Stored records:
+===+

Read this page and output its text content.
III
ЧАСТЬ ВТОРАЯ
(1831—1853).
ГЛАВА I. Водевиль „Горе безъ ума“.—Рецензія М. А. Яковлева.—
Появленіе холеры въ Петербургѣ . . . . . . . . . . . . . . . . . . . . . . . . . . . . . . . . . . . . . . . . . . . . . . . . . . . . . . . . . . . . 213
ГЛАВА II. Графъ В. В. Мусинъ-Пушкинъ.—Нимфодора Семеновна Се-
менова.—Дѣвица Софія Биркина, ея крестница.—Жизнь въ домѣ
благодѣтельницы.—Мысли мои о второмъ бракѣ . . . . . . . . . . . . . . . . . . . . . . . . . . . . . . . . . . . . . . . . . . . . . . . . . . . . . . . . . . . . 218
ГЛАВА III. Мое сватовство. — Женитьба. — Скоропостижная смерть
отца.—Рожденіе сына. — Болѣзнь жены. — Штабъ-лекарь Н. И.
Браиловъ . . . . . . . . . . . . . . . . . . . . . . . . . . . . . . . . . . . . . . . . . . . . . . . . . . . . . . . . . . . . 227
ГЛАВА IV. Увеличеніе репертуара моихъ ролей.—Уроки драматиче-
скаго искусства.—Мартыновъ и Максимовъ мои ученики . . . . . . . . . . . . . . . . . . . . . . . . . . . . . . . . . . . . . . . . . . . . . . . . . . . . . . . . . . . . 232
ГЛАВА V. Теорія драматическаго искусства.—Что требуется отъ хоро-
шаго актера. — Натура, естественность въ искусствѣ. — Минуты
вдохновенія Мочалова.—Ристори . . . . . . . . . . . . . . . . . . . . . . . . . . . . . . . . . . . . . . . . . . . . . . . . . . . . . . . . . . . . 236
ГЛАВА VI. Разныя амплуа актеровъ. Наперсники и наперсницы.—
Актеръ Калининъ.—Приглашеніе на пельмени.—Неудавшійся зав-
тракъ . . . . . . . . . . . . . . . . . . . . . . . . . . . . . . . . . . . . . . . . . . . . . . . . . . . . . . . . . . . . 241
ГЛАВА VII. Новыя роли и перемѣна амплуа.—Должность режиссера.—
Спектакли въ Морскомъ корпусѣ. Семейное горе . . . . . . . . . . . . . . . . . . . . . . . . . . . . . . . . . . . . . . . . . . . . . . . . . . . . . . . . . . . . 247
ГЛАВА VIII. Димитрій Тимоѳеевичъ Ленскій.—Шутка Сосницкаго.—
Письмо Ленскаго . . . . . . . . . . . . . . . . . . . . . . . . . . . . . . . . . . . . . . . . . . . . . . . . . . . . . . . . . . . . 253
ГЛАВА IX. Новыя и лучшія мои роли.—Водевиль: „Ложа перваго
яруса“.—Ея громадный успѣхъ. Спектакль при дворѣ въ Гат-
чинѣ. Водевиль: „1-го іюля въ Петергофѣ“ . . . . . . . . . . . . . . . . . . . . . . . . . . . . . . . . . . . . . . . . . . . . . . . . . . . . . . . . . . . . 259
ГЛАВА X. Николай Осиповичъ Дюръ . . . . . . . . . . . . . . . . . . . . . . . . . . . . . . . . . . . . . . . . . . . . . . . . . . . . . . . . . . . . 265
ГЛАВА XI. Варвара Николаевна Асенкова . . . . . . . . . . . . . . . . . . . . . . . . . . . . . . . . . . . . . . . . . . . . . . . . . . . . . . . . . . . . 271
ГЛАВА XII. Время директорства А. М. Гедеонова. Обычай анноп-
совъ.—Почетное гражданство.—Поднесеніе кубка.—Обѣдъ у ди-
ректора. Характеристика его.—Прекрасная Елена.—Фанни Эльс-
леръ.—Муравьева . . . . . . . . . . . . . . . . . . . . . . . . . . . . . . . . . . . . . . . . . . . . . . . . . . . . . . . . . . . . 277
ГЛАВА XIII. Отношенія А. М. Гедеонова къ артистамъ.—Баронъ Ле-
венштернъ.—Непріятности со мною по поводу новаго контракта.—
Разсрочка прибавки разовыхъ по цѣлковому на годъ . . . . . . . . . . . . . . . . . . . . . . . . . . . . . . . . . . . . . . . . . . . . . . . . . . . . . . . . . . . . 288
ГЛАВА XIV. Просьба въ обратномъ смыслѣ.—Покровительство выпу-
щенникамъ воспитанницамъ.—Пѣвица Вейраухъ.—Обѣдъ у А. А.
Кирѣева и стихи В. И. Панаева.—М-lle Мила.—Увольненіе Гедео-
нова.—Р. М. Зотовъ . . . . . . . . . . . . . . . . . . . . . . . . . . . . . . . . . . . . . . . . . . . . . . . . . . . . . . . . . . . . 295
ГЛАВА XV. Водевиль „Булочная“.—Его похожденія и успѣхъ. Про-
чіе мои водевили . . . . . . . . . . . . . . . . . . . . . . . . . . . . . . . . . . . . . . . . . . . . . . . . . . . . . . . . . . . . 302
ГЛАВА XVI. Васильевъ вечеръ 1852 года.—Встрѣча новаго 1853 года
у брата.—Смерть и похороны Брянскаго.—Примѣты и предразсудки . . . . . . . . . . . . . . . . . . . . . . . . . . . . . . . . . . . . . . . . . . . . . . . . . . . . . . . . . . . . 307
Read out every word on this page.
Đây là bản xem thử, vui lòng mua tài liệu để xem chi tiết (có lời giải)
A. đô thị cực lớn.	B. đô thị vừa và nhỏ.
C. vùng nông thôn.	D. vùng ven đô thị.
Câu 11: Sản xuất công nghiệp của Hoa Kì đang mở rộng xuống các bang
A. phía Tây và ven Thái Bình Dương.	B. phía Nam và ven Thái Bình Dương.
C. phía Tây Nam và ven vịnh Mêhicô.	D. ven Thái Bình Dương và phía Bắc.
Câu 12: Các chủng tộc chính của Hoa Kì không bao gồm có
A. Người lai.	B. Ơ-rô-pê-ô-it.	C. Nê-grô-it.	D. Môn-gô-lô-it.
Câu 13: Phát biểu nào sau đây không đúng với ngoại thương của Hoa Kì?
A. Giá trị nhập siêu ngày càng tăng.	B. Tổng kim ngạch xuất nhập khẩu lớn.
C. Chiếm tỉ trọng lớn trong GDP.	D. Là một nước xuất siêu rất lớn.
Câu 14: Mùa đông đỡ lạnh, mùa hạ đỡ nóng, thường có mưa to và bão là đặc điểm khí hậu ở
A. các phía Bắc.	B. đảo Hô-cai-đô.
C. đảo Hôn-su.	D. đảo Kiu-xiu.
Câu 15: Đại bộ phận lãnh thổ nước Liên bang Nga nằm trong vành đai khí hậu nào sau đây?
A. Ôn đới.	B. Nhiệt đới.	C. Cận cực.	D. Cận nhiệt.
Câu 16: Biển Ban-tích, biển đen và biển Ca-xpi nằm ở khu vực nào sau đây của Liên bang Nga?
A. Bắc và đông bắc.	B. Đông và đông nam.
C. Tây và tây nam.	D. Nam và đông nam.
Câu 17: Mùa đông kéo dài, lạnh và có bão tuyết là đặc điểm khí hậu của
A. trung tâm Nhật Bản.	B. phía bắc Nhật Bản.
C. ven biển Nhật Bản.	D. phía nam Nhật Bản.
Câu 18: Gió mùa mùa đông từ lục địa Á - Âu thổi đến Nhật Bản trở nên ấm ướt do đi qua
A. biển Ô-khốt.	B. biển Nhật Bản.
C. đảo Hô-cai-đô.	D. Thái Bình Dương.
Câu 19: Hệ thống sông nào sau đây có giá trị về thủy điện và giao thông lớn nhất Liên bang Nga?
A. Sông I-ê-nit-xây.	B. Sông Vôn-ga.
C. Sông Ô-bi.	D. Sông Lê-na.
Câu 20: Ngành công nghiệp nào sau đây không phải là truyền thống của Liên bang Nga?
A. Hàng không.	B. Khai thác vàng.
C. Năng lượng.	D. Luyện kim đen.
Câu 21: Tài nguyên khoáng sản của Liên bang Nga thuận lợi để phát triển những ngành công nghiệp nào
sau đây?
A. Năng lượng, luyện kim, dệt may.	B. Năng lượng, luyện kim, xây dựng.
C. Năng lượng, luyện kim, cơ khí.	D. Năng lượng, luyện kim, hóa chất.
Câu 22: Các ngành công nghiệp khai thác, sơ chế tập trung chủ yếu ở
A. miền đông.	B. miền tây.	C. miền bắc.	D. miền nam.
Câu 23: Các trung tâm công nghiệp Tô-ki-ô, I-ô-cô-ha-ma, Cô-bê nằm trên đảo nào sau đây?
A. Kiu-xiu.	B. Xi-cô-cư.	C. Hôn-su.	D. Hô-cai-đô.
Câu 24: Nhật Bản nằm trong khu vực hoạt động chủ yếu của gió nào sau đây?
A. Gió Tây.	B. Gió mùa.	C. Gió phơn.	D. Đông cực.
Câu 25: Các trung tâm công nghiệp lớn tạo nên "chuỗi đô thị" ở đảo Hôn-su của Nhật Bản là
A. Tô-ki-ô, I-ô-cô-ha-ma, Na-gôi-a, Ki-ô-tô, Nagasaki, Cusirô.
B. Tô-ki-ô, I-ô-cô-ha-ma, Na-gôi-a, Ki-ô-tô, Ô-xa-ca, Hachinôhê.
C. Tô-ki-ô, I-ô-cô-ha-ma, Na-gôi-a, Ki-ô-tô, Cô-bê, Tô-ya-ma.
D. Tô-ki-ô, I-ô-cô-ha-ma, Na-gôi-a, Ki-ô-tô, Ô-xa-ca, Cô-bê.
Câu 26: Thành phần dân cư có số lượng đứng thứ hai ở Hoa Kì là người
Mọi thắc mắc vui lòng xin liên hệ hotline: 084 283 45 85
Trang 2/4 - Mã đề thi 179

+===+

▶ **Task description**: Count every line of the material above that holds the string "Read", then state only the total.

▶ **Task answer**: 2